Data to use:

——

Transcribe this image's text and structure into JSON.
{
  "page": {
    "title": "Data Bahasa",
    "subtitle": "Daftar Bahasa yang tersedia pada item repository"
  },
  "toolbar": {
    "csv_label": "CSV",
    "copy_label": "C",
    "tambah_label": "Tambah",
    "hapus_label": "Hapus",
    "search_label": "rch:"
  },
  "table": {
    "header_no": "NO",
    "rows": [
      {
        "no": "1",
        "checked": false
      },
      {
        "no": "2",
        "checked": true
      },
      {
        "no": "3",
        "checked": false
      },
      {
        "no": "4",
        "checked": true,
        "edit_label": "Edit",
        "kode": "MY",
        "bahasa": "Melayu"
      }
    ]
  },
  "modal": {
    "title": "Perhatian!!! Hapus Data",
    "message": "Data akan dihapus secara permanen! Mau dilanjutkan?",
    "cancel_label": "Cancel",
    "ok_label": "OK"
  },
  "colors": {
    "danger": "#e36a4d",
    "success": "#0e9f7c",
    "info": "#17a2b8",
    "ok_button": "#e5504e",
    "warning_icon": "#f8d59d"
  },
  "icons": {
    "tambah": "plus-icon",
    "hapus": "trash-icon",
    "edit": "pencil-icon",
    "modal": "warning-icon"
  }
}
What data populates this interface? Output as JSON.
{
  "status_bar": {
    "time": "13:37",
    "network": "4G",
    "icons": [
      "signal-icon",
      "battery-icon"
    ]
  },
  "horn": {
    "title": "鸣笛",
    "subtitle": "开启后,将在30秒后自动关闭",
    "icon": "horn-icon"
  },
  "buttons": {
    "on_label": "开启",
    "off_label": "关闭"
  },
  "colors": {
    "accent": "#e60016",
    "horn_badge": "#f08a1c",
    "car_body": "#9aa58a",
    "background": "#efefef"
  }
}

——

The problem: Repeat the data exactly. Leave nothing out.

Response to this task:
Transcribe this image's text and structure into JSON.
{
  "page": {
    "title": "Data Bahasa",
    "subtitle": "Daftar Bahasa yang tersedia pada item repository"
  },
  "toolbar": {
    "csv_label": "CSV",
    "copy_label": "C",
    "tambah_label": "Tambah",
    "hapus_label": "Hapus",
    "search_label": "rch:"
  },
  "table": {
    "header_no": "NO",
    "rows": [
      {
        "no": "1",
        "checked": false
      },
      {
        "no": "2",
        "checked": true
      },
      {
        "no": "3",
        "checked": false
      },
      {
        "no": "4",
        "checked": true,
        "edit_label": "Edit",
        "kode": "MY",
        "bahasa": "Melayu"
      }
    ]
  },
  "modal": {
    "title": "Perhatian!!! Hapus Data",
    "message": "Data akan dihapus secara permanen! Mau dilanjutkan?",
    "cancel_label": "Cancel",
    "ok_label": "OK"
  },
  "colors": {
    "danger": "#e36a4d",
    "success": "#0e9f7c",
    "info": "#17a2b8",
    "ok_button": "#e5504e",
    "warning_icon": "#f8d59d"
  },
  "icons": {
    "tambah": "plus-icon",
    "hapus": "trash-icon",
    "edit": "pencil-icon",
    "modal": "warning-icon"
  }
}
What data populates this interface? Output as JSON.
{
  "status_bar": {
    "time": "13:37",
    "network": "4G",
    "icons": [
      "signal-icon",
      "battery-icon"
    ]
  },
  "horn": {
    "title": "鸣笛",
    "subtitle": "开启后,将在30秒后自动关闭",
    "icon": "horn-icon"
  },
  "buttons": {
    "on_label": "开启",
    "off_label": "关闭"
  },
  "colors": {
    "accent": "#e60016",
    "horn_badge": "#f08a1c",
    "car_body": "#9aa58a",
    "background": "#efefef"
  }
}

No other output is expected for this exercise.